_Data supplied_
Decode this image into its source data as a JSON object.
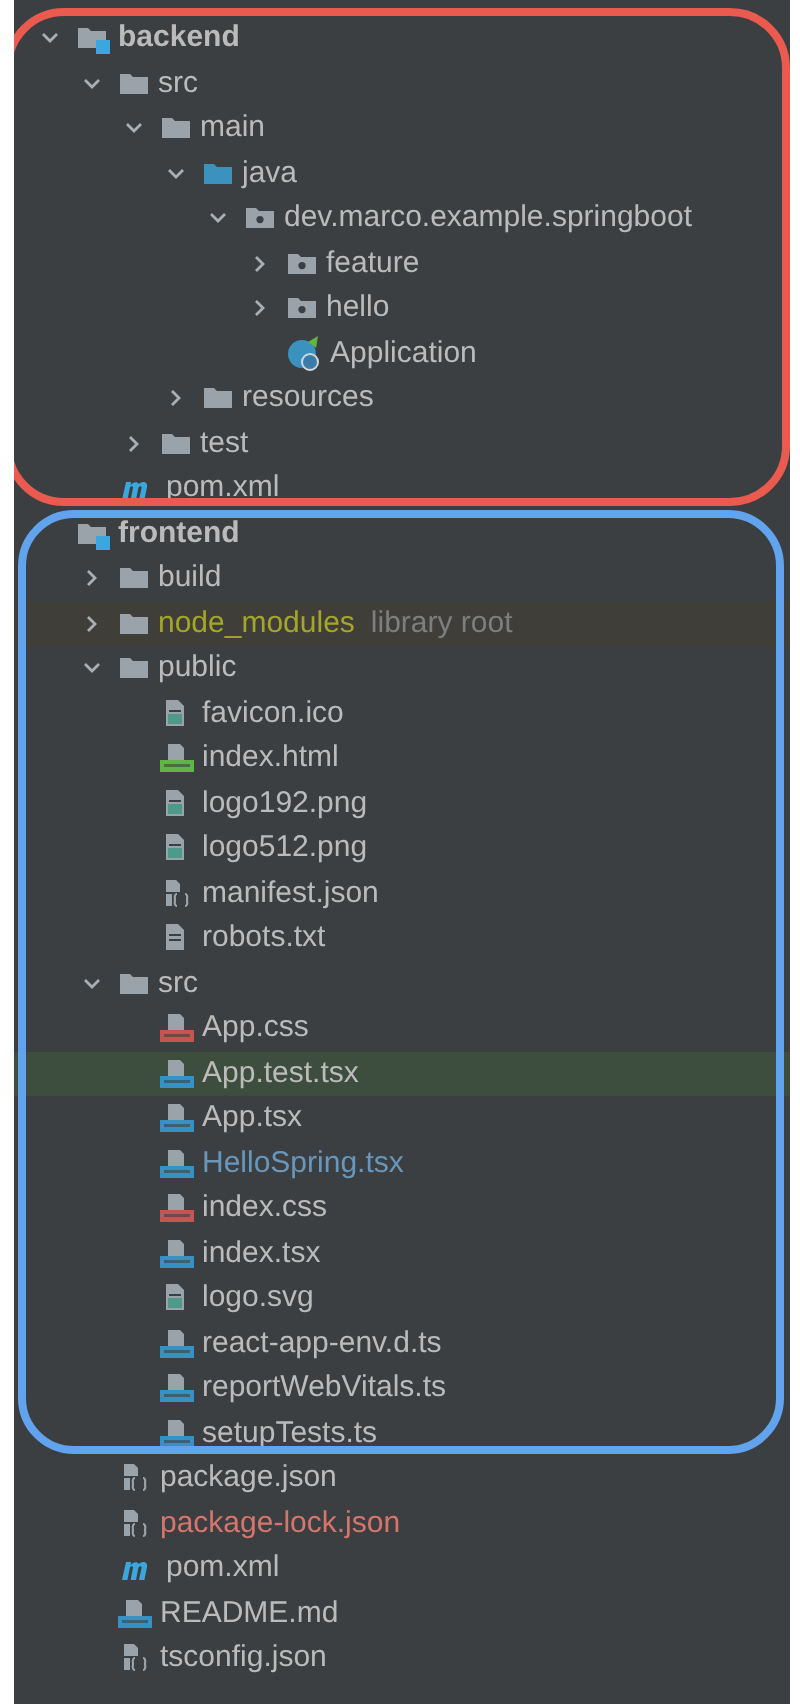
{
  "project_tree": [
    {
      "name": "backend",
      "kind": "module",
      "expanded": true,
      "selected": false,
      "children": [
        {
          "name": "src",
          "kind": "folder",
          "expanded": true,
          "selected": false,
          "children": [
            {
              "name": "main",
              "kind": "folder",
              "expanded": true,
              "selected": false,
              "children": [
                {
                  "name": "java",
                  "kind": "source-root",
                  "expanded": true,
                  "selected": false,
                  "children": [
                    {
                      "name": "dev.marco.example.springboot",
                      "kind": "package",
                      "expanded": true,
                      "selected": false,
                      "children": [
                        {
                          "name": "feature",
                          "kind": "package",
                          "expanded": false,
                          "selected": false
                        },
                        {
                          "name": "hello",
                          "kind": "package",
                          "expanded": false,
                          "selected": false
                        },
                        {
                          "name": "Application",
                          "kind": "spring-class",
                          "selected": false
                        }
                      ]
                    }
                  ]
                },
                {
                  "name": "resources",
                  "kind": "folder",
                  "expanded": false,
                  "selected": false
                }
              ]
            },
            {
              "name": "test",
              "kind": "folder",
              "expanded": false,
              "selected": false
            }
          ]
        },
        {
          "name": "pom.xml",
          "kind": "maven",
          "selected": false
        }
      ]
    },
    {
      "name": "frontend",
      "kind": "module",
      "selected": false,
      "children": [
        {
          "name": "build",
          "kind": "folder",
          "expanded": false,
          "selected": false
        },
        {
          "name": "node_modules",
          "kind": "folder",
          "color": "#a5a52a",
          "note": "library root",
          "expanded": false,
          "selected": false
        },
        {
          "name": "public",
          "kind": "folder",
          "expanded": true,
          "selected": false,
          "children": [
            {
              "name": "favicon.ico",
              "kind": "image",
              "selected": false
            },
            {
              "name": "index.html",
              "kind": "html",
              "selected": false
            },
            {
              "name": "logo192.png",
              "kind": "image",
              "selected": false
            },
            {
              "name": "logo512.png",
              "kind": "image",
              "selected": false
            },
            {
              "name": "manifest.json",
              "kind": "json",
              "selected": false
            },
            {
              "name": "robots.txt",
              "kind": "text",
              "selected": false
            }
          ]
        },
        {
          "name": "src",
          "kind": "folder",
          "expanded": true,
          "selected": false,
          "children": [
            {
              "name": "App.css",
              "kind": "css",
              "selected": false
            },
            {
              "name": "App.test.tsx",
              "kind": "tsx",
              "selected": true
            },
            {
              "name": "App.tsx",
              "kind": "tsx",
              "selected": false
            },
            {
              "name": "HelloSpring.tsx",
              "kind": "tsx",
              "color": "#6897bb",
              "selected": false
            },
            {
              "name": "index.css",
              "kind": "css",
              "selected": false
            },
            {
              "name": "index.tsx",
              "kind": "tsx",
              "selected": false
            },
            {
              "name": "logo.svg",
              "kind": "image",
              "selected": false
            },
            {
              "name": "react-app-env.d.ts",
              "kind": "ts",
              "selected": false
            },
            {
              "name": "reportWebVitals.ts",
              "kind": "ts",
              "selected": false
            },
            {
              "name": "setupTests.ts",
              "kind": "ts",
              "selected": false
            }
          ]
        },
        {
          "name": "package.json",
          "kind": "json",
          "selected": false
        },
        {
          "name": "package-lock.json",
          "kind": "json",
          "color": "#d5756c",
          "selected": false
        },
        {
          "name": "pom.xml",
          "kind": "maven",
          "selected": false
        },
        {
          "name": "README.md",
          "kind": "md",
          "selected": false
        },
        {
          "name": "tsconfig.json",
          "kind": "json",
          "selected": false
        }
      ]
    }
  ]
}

_Task description_
Omit every picture, then repeat the remaining data exactly as it appears above.

_Answer for the task_
Decode this image into its source data as a JSON object.
{
  "project_tree": [
    {
      "name": "backend",
      "kind": "module",
      "expanded": true,
      "selected": false,
      "children": [
        {
          "name": "src",
          "kind": "folder",
          "expanded": true,
          "selected": false,
          "children": [
            {
              "name": "main",
              "kind": "folder",
              "expanded": true,
              "selected": false,
              "children": [
                {
                  "name": "java",
                  "kind": "source-root",
                  "expanded": true,
                  "selected": false,
                  "children": [
                    {
                      "name": "dev.marco.example.springboot",
                      "kind": "package",
                      "expanded": true,
                      "selected": false,
                      "children": [
                        {
                          "name": "feature",
                          "kind": "package",
                          "expanded": false,
                          "selected": false
                        },
                        {
                          "name": "hello",
                          "kind": "package",
                          "expanded": false,
                          "selected": false
                        },
                        {
                          "name": "Application",
                          "kind": "spring-class",
                          "selected": false
                        }
                      ]
                    }
                  ]
                },
                {
                  "name": "resources",
                  "kind": "folder",
                  "expanded": false,
                  "selected": false
                }
              ]
            },
            {
              "name": "test",
              "kind": "folder",
              "expanded": false,
              "selected": false
            }
          ]
        },
        {
          "name": "pom.xml",
          "kind": "maven",
          "selected": false
        }
      ]
    },
    {
      "name": "frontend",
      "kind": "module",
      "selected": false,
      "children": [
        {
          "name": "build",
          "kind": "folder",
          "expanded": false,
          "selected": false
        },
        {
          "name": "node_modules",
          "kind": "folder",
          "color": "#a5a52a",
          "note": "library root",
          "expanded": false,
          "selected": false
        },
        {
          "name": "public",
          "kind": "folder",
          "expanded": true,
          "selected": false,
          "children": [
            {
              "name": "favicon.ico",
              "kind": "image",
              "selected": false
            },
            {
              "name": "index.html",
              "kind": "html",
              "selected": false
            },
            {
              "name": "logo192.png",
              "kind": "image",
              "selected": false
            },
            {
              "name": "logo512.png",
              "kind": "image",
              "selected": false
            },
            {
              "name": "manifest.json",
              "kind": "json",
              "selected": false
            },
            {
              "name": "robots.txt",
              "kind": "text",
              "selected": false
            }
          ]
        },
        {
          "name": "src",
          "kind": "folder",
          "expanded": true,
          "selected": false,
          "children": [
            {
              "name": "App.css",
              "kind": "css",
              "selected": false
            },
            {
              "name": "App.test.tsx",
              "kind": "tsx",
              "selected": true
            },
            {
              "name": "App.tsx",
              "kind": "tsx",
              "selected": false
            },
            {
              "name": "HelloSpring.tsx",
              "kind": "tsx",
              "color": "#6897bb",
              "selected": false
            },
            {
              "name": "index.css",
              "kind": "css",
              "selected": false
            },
            {
              "name": "index.tsx",
              "kind": "tsx",
              "selected": false
            },
            {
              "name": "logo.svg",
              "kind": "image",
              "selected": false
            },
            {
              "name": "react-app-env.d.ts",
              "kind": "ts",
              "selected": false
            },
            {
              "name": "reportWebVitals.ts",
              "kind": "ts",
              "selected": false
            },
            {
              "name": "setupTests.ts",
              "kind": "ts",
              "selected": false
            }
          ]
        },
        {
          "name": "package.json",
          "kind": "json",
          "selected": false
        },
        {
          "name": "package-lock.json",
          "kind": "json",
          "color": "#d5756c",
          "selected": false
        },
        {
          "name": "pom.xml",
          "kind": "maven",
          "selected": false
        },
        {
          "name": "README.md",
          "kind": "md",
          "selected": false
        },
        {
          "name": "tsconfig.json",
          "kind": "json",
          "selected": false
        }
      ]
    }
  ]
}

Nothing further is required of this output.